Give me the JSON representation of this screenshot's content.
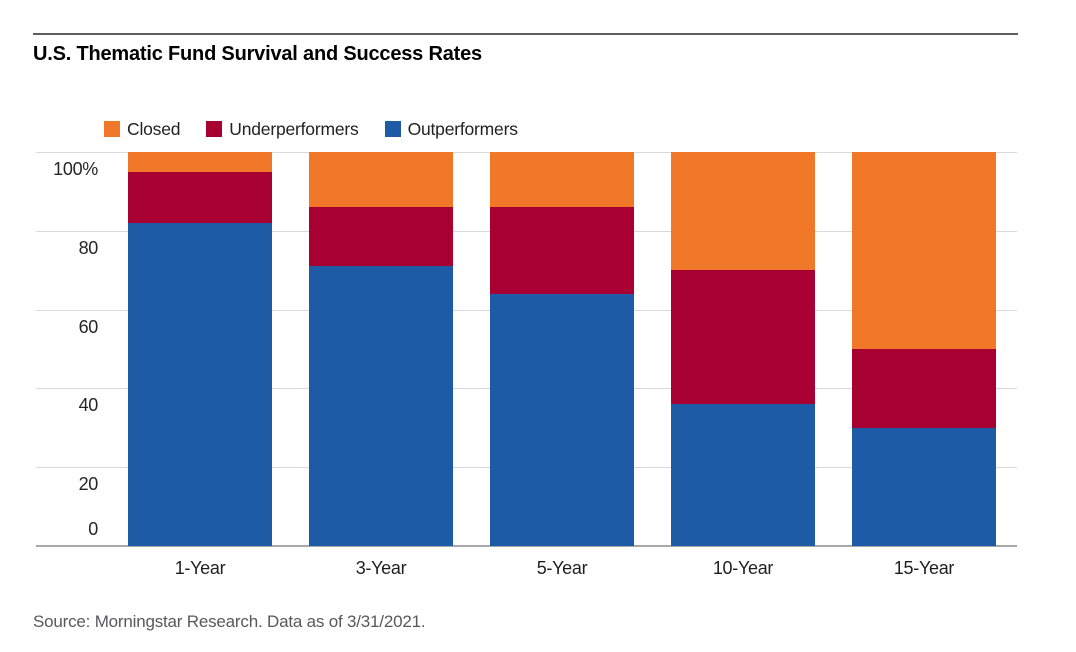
{
  "title": "U.S. Thematic Fund Survival and Success Rates",
  "source": "Source: Morningstar Research. Data as of 3/31/2021.",
  "colors": {
    "closed": "#f07828",
    "underperformers": "#a80033",
    "outperformers": "#1e5ba7",
    "gridline": "#d9d9d9",
    "axis_line": "#a8a8a8",
    "top_rule": "#5e5f61"
  },
  "legend": [
    {
      "label": "Closed",
      "color": "#f07828"
    },
    {
      "label": "Underperformers",
      "color": "#a80033"
    },
    {
      "label": "Outperformers",
      "color": "#1e5ba7"
    }
  ],
  "chart_data": {
    "type": "bar",
    "stacked": true,
    "title": "U.S. Thematic Fund Survival and Success Rates",
    "categories": [
      "1-Year",
      "3-Year",
      "5-Year",
      "10-Year",
      "15-Year"
    ],
    "series": [
      {
        "name": "Outperformers",
        "color": "#1e5ba7",
        "values": [
          82,
          71,
          64,
          36,
          30
        ]
      },
      {
        "name": "Underperformers",
        "color": "#a80033",
        "values": [
          13,
          15,
          22,
          34,
          20
        ]
      },
      {
        "name": "Closed",
        "color": "#f07828",
        "values": [
          5,
          14,
          14,
          30,
          50
        ]
      }
    ],
    "xlabel": "",
    "ylabel": "",
    "ylim": [
      0,
      100
    ],
    "ytick_labels": [
      "100%",
      "80",
      "60",
      "40",
      "20",
      "0"
    ],
    "grid": true,
    "legend_position": "top"
  }
}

» Given task: Without the pictures, output the full listing exactly as it stands.

» Output of the task:
Give me the JSON representation of this screenshot's content.
{
  "title": "U.S. Thematic Fund Survival and Success Rates",
  "source": "Source: Morningstar Research. Data as of 3/31/2021.",
  "colors": {
    "closed": "#f07828",
    "underperformers": "#a80033",
    "outperformers": "#1e5ba7",
    "gridline": "#d9d9d9",
    "axis_line": "#a8a8a8",
    "top_rule": "#5e5f61"
  },
  "legend": [
    {
      "label": "Closed",
      "color": "#f07828"
    },
    {
      "label": "Underperformers",
      "color": "#a80033"
    },
    {
      "label": "Outperformers",
      "color": "#1e5ba7"
    }
  ],
  "chart_data": {
    "type": "bar",
    "stacked": true,
    "title": "U.S. Thematic Fund Survival and Success Rates",
    "categories": [
      "1-Year",
      "3-Year",
      "5-Year",
      "10-Year",
      "15-Year"
    ],
    "series": [
      {
        "name": "Outperformers",
        "color": "#1e5ba7",
        "values": [
          82,
          71,
          64,
          36,
          30
        ]
      },
      {
        "name": "Underperformers",
        "color": "#a80033",
        "values": [
          13,
          15,
          22,
          34,
          20
        ]
      },
      {
        "name": "Closed",
        "color": "#f07828",
        "values": [
          5,
          14,
          14,
          30,
          50
        ]
      }
    ],
    "xlabel": "",
    "ylabel": "",
    "ylim": [
      0,
      100
    ],
    "ytick_labels": [
      "100%",
      "80",
      "60",
      "40",
      "20",
      "0"
    ],
    "grid": true,
    "legend_position": "top"
  }
}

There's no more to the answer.